Items.
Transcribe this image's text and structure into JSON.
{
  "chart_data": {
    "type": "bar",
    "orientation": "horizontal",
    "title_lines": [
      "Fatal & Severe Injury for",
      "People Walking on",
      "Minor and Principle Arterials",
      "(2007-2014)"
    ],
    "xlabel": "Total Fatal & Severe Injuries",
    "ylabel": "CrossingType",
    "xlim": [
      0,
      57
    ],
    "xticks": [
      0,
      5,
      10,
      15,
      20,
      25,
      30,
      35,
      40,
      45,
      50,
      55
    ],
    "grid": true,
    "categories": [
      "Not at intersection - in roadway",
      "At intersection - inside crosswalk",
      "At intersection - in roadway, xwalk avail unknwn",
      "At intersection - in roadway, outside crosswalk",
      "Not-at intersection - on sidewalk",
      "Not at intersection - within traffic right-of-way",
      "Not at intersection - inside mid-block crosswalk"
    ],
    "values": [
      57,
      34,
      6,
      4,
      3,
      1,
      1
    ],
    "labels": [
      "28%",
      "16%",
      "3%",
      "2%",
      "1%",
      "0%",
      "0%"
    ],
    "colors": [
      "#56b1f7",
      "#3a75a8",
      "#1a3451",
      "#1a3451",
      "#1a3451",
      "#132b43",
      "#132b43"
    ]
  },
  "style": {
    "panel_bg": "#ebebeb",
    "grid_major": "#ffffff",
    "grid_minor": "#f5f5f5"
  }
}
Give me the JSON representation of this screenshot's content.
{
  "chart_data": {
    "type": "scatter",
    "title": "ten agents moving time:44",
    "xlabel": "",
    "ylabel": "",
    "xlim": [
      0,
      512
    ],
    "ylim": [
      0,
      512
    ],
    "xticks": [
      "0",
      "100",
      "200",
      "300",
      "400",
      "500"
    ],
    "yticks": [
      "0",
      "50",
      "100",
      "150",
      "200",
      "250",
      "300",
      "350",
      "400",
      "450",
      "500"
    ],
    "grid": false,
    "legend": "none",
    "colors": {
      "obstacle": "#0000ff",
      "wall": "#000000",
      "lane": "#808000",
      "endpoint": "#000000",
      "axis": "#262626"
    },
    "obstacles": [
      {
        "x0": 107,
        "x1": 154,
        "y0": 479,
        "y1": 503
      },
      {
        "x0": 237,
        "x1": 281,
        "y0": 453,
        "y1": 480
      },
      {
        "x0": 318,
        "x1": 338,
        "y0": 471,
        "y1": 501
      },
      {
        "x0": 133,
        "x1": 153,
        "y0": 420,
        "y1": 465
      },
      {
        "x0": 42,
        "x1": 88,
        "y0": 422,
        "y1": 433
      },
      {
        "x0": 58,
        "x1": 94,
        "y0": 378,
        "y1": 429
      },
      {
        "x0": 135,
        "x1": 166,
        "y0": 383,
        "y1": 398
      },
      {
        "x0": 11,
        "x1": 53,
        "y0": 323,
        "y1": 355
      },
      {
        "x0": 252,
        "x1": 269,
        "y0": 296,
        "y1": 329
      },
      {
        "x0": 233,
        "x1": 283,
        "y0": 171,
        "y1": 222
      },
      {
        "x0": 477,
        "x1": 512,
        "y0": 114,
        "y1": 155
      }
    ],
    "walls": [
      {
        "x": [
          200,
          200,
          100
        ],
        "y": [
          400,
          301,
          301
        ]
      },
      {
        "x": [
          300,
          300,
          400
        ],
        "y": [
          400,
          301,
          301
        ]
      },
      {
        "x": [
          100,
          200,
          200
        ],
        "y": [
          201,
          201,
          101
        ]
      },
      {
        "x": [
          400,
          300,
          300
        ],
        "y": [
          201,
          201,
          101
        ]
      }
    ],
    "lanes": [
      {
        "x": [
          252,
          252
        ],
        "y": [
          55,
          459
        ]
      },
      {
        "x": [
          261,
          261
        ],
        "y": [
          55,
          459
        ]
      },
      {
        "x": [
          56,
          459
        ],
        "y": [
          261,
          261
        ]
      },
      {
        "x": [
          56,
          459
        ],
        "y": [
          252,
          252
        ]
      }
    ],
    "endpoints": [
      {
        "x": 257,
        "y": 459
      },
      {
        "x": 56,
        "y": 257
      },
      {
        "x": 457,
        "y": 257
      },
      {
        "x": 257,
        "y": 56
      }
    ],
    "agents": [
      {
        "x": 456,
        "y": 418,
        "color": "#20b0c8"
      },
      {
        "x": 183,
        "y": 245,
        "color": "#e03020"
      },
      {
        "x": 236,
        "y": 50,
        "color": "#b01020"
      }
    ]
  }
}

Task. Repeat the lines above exactly.

Complete output.
Transcribe this image's text and structure into JSON.
{
  "chart_data": {
    "type": "bar",
    "orientation": "horizontal",
    "title_lines": [
      "Fatal & Severe Injury for",
      "People Walking on",
      "Minor and Principle Arterials",
      "(2007-2014)"
    ],
    "xlabel": "Total Fatal & Severe Injuries",
    "ylabel": "CrossingType",
    "xlim": [
      0,
      57
    ],
    "xticks": [
      0,
      5,
      10,
      15,
      20,
      25,
      30,
      35,
      40,
      45,
      50,
      55
    ],
    "grid": true,
    "categories": [
      "Not at intersection - in roadway",
      "At intersection - inside crosswalk",
      "At intersection - in roadway, xwalk avail unknwn",
      "At intersection - in roadway, outside crosswalk",
      "Not-at intersection - on sidewalk",
      "Not at intersection - within traffic right-of-way",
      "Not at intersection - inside mid-block crosswalk"
    ],
    "values": [
      57,
      34,
      6,
      4,
      3,
      1,
      1
    ],
    "labels": [
      "28%",
      "16%",
      "3%",
      "2%",
      "1%",
      "0%",
      "0%"
    ],
    "colors": [
      "#56b1f7",
      "#3a75a8",
      "#1a3451",
      "#1a3451",
      "#1a3451",
      "#132b43",
      "#132b43"
    ]
  },
  "style": {
    "panel_bg": "#ebebeb",
    "grid_major": "#ffffff",
    "grid_minor": "#f5f5f5"
  }
}
Give me the JSON representation of this screenshot's content.
{
  "chart_data": {
    "type": "scatter",
    "title": "ten agents moving time:44",
    "xlabel": "",
    "ylabel": "",
    "xlim": [
      0,
      512
    ],
    "ylim": [
      0,
      512
    ],
    "xticks": [
      "0",
      "100",
      "200",
      "300",
      "400",
      "500"
    ],
    "yticks": [
      "0",
      "50",
      "100",
      "150",
      "200",
      "250",
      "300",
      "350",
      "400",
      "450",
      "500"
    ],
    "grid": false,
    "legend": "none",
    "colors": {
      "obstacle": "#0000ff",
      "wall": "#000000",
      "lane": "#808000",
      "endpoint": "#000000",
      "axis": "#262626"
    },
    "obstacles": [
      {
        "x0": 107,
        "x1": 154,
        "y0": 479,
        "y1": 503
      },
      {
        "x0": 237,
        "x1": 281,
        "y0": 453,
        "y1": 480
      },
      {
        "x0": 318,
        "x1": 338,
        "y0": 471,
        "y1": 501
      },
      {
        "x0": 133,
        "x1": 153,
        "y0": 420,
        "y1": 465
      },
      {
        "x0": 42,
        "x1": 88,
        "y0": 422,
        "y1": 433
      },
      {
        "x0": 58,
        "x1": 94,
        "y0": 378,
        "y1": 429
      },
      {
        "x0": 135,
        "x1": 166,
        "y0": 383,
        "y1": 398
      },
      {
        "x0": 11,
        "x1": 53,
        "y0": 323,
        "y1": 355
      },
      {
        "x0": 252,
        "x1": 269,
        "y0": 296,
        "y1": 329
      },
      {
        "x0": 233,
        "x1": 283,
        "y0": 171,
        "y1": 222
      },
      {
        "x0": 477,
        "x1": 512,
        "y0": 114,
        "y1": 155
      }
    ],
    "walls": [
      {
        "x": [
          200,
          200,
          100
        ],
        "y": [
          400,
          301,
          301
        ]
      },
      {
        "x": [
          300,
          300,
          400
        ],
        "y": [
          400,
          301,
          301
        ]
      },
      {
        "x": [
          100,
          200,
          200
        ],
        "y": [
          201,
          201,
          101
        ]
      },
      {
        "x": [
          400,
          300,
          300
        ],
        "y": [
          201,
          201,
          101
        ]
      }
    ],
    "lanes": [
      {
        "x": [
          252,
          252
        ],
        "y": [
          55,
          459
        ]
      },
      {
        "x": [
          261,
          261
        ],
        "y": [
          55,
          459
        ]
      },
      {
        "x": [
          56,
          459
        ],
        "y": [
          261,
          261
        ]
      },
      {
        "x": [
          56,
          459
        ],
        "y": [
          252,
          252
        ]
      }
    ],
    "endpoints": [
      {
        "x": 257,
        "y": 459
      },
      {
        "x": 56,
        "y": 257
      },
      {
        "x": 457,
        "y": 257
      },
      {
        "x": 257,
        "y": 56
      }
    ],
    "agents": [
      {
        "x": 456,
        "y": 418,
        "color": "#20b0c8"
      },
      {
        "x": 183,
        "y": 245,
        "color": "#e03020"
      },
      {
        "x": 236,
        "y": 50,
        "color": "#b01020"
      }
    ]
  }
}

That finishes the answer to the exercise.